** Written problem **
Lines holding the string "from" are the ones to copy; find them all in the data.

** Information supplied **
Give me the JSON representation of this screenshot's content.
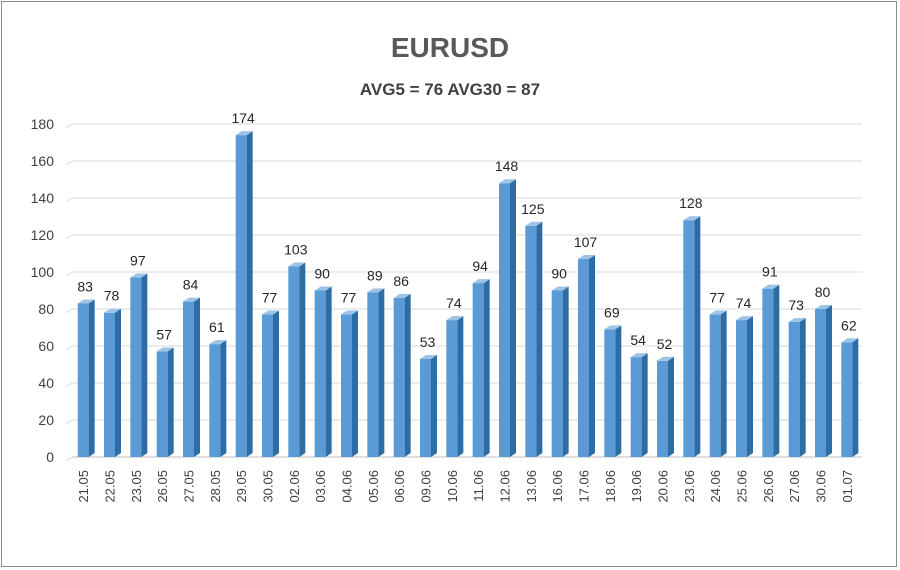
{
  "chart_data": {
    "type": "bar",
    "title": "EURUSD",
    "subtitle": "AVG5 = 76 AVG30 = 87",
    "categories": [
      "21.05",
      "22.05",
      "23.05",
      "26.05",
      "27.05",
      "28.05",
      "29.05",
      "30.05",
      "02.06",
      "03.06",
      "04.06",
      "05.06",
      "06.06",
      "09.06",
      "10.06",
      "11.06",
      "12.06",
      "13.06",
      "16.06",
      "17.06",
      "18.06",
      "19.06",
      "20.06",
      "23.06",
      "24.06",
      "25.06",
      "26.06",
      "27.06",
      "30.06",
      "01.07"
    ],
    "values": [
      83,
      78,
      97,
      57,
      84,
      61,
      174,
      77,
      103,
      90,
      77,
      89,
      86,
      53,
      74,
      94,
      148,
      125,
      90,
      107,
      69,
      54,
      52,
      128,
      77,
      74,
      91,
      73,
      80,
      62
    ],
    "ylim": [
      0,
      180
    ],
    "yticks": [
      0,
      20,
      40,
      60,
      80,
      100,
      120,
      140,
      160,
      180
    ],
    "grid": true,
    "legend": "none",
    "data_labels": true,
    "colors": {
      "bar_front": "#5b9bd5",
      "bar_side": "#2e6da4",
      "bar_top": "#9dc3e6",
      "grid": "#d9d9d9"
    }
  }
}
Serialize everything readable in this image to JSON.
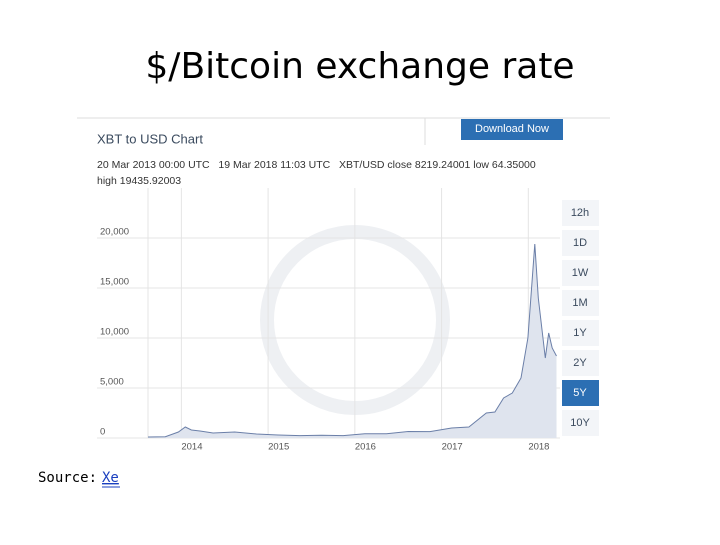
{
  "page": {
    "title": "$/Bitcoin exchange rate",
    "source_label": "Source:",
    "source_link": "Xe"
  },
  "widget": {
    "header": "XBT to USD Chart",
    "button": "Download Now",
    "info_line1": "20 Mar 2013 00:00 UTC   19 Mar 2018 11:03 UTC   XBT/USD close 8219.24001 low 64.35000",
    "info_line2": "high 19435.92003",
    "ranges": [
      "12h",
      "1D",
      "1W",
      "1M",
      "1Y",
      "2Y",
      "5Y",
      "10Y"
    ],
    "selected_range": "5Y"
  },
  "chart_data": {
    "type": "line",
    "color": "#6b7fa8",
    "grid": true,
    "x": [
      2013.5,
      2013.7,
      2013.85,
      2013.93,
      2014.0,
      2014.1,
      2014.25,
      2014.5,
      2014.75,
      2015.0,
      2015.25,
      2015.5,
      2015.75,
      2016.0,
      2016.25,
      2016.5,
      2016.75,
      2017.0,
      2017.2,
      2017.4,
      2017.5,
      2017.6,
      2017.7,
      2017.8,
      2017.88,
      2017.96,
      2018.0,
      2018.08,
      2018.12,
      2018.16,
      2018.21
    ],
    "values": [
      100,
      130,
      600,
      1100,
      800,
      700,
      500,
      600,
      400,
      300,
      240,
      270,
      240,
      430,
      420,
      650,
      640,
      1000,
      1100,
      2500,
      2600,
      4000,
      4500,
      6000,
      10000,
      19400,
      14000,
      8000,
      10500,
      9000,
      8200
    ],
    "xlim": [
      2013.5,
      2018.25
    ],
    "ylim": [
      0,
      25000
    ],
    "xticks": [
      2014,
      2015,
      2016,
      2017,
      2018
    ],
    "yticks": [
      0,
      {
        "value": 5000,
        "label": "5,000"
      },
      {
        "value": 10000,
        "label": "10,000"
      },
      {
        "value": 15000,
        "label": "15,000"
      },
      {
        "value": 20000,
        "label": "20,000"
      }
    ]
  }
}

...

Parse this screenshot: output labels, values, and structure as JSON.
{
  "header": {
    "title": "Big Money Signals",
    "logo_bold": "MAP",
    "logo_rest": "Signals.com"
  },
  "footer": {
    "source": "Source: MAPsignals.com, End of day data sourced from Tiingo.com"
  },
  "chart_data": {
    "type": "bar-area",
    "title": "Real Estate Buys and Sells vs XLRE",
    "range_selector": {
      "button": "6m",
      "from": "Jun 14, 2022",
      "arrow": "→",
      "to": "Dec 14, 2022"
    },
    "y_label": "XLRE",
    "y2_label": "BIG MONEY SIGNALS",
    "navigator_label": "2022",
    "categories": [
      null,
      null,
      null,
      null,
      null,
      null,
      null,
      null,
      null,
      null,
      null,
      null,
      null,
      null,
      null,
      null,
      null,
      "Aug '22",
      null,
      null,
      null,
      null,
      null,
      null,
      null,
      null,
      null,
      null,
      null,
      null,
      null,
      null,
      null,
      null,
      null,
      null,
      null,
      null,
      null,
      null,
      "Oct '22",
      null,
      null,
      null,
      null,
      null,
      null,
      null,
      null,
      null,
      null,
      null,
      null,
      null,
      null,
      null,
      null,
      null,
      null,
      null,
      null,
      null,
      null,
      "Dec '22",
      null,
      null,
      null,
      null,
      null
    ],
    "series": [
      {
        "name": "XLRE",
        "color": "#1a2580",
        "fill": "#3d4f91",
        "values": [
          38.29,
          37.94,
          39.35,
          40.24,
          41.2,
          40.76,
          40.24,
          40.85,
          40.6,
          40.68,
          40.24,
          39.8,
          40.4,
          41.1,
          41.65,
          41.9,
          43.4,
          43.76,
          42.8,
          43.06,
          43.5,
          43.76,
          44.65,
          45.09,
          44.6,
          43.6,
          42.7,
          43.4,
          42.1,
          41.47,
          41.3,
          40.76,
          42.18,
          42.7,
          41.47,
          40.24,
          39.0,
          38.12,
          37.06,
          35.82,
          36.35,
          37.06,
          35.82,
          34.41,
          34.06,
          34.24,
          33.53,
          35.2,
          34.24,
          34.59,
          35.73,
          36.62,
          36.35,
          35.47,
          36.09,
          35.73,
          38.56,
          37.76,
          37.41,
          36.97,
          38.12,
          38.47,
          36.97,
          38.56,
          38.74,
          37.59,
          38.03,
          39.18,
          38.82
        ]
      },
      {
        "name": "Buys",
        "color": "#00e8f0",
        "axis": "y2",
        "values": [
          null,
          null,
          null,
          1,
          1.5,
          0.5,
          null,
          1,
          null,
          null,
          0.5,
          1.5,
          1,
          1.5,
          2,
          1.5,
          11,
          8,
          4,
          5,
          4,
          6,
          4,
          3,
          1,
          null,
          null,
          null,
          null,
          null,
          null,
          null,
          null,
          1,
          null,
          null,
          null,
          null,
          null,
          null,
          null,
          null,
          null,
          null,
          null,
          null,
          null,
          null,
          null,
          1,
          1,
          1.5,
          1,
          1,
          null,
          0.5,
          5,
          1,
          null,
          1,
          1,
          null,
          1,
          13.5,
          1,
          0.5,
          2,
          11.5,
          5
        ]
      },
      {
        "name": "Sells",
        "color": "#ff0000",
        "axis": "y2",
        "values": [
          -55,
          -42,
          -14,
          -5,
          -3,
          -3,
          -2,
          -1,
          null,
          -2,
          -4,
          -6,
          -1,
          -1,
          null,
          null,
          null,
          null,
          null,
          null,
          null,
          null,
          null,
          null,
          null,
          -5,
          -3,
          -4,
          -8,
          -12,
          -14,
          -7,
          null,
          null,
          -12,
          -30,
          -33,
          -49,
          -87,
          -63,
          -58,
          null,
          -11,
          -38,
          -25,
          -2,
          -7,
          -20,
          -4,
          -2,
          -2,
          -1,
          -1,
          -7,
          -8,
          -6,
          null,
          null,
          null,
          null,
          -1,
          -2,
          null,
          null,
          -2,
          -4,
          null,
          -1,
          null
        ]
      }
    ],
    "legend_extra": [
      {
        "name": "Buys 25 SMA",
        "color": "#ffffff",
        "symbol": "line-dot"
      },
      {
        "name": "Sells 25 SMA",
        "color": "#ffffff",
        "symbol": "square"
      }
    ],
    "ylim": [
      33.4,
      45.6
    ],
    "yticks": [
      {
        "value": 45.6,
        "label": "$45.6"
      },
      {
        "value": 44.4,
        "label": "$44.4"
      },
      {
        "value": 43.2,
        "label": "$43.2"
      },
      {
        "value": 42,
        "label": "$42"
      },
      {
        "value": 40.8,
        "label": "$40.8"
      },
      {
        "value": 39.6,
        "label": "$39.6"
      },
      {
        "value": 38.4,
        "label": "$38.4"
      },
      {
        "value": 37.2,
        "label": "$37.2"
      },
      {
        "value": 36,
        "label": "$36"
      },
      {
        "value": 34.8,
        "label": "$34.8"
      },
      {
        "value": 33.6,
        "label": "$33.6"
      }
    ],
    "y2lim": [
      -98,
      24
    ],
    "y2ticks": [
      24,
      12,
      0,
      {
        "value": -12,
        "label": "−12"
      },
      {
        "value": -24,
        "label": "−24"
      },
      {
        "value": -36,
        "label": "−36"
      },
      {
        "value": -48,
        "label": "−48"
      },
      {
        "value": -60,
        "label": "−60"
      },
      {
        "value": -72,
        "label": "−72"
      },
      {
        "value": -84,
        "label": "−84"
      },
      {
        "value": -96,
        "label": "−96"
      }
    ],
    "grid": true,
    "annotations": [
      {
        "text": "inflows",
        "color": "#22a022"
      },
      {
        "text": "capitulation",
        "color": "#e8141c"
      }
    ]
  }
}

==

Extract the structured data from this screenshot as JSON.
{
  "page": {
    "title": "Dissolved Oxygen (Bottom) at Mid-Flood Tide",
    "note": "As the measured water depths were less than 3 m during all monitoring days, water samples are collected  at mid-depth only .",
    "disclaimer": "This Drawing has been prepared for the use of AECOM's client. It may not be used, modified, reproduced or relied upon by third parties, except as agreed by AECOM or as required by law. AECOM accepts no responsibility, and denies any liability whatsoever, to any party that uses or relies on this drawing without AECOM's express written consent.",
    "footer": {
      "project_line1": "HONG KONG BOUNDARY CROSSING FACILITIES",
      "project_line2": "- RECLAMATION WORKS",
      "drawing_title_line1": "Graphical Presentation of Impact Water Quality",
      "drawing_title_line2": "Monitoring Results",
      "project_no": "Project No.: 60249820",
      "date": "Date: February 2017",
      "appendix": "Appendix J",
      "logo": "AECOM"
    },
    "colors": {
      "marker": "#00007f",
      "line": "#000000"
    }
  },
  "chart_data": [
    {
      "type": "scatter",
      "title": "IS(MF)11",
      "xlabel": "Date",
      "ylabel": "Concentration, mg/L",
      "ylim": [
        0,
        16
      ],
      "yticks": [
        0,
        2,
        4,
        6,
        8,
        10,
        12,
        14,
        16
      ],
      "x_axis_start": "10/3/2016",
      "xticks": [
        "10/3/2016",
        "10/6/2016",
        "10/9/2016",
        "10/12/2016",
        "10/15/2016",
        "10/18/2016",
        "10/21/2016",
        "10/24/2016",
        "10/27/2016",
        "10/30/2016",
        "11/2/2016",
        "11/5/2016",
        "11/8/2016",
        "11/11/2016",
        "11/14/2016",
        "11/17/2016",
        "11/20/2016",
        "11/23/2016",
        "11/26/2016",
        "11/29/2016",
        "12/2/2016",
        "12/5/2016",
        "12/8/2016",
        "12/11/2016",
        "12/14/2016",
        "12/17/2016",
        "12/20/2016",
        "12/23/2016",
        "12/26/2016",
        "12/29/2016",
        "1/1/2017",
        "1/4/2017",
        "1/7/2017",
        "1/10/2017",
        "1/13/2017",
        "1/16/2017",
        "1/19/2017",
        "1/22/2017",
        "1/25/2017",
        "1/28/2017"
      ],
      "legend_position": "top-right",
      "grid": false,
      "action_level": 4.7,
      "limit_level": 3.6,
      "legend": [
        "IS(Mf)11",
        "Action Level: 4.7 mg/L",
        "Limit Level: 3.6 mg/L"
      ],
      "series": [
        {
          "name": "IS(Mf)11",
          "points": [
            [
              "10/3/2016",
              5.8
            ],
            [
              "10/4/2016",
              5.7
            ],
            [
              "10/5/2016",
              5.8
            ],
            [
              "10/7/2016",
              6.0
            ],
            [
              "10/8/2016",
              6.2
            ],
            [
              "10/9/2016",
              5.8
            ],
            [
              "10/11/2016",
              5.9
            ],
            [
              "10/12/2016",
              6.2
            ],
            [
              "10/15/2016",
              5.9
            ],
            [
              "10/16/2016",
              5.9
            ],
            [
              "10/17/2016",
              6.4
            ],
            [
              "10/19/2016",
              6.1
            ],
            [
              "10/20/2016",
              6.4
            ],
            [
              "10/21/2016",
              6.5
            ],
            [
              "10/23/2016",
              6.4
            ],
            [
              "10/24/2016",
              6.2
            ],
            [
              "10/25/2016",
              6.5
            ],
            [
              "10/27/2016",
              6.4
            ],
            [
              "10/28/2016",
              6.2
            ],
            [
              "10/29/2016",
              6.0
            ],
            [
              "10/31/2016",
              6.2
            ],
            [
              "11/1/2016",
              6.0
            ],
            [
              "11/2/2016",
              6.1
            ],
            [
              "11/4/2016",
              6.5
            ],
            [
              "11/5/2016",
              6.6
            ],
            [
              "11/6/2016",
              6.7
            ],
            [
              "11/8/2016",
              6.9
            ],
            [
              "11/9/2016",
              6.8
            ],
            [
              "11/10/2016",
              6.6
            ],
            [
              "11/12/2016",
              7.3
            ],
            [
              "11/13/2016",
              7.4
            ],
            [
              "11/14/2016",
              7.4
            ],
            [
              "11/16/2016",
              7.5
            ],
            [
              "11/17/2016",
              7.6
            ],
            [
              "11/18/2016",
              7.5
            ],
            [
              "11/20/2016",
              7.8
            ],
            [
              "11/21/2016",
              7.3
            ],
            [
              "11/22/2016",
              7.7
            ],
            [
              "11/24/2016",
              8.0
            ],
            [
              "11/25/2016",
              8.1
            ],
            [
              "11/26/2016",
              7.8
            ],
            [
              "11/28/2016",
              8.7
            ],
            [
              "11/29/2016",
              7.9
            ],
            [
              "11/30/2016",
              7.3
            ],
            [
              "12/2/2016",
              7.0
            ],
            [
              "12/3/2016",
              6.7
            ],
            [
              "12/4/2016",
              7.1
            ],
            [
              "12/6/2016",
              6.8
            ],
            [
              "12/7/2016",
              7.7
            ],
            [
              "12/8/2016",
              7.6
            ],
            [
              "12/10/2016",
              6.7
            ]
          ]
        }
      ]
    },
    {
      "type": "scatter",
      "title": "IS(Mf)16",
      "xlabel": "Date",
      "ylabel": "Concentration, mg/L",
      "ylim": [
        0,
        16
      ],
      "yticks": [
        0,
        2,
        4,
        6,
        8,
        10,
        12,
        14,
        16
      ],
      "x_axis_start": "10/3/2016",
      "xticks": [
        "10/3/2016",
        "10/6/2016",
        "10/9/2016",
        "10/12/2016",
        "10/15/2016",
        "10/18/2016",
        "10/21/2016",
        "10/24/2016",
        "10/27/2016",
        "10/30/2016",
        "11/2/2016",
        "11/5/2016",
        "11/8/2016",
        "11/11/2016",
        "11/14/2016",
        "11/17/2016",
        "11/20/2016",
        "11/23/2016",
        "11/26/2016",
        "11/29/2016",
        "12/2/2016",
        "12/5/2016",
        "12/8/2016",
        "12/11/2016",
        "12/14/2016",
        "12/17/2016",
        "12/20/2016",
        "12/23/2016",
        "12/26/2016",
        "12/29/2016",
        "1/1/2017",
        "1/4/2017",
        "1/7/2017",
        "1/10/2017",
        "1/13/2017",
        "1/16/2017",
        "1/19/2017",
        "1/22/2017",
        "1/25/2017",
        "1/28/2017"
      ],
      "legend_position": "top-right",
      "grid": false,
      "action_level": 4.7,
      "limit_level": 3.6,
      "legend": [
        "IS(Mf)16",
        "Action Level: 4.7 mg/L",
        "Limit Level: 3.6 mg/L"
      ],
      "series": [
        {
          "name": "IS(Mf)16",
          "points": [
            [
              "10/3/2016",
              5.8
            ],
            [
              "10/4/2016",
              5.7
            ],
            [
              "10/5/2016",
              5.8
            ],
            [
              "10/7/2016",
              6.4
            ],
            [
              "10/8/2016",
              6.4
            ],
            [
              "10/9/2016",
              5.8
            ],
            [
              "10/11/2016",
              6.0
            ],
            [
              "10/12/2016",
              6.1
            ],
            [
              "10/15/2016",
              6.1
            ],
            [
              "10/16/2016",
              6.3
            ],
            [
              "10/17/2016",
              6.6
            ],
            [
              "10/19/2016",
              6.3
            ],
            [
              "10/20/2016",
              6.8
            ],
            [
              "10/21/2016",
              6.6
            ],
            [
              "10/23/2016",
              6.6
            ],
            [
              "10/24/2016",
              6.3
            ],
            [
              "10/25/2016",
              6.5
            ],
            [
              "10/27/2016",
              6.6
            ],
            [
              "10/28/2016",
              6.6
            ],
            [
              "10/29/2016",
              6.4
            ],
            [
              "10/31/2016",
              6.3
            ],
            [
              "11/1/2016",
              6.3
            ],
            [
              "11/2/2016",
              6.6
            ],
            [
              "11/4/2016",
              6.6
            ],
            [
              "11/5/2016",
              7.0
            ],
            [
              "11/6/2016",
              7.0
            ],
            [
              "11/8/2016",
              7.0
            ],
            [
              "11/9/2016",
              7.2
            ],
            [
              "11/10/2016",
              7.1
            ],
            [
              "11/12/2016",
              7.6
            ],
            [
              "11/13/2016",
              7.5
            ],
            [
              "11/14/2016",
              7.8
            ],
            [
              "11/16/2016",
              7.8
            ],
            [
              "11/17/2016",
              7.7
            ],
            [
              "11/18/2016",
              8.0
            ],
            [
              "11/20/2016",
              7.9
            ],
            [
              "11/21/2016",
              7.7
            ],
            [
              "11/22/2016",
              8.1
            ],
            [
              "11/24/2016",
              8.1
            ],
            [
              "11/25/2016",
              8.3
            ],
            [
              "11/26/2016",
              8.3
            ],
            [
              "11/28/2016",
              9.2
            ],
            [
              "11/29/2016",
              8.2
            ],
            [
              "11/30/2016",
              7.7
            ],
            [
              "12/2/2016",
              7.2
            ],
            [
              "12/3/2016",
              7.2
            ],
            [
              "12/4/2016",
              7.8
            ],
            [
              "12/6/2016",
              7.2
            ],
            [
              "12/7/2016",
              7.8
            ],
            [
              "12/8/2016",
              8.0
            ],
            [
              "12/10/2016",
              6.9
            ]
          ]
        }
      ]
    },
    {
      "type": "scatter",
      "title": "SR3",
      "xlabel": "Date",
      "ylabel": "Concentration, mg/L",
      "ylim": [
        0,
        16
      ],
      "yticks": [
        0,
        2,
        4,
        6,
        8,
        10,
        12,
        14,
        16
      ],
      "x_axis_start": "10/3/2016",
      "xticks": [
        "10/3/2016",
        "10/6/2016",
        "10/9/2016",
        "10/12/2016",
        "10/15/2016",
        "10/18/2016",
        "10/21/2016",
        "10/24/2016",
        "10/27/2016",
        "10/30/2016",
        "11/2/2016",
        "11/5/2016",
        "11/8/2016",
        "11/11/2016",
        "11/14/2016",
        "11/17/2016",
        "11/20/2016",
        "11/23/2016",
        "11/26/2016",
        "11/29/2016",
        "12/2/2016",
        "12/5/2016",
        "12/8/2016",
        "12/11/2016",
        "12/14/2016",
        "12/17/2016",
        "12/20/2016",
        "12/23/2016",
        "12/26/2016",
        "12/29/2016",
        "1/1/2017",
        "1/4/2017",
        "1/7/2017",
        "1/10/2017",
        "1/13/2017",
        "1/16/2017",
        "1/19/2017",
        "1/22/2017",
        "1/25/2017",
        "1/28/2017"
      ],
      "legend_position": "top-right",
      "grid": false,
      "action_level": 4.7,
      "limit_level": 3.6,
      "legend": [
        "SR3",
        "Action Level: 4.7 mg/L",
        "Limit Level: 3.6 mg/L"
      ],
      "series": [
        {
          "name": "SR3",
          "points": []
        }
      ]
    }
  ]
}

** Solution for this task **
    "source": "Source: MAPsignals.com, End of day data sourced from Tiingo.com"
      "from": "Jun 14, 2022",
Extract the structured data from this screenshot as JSON.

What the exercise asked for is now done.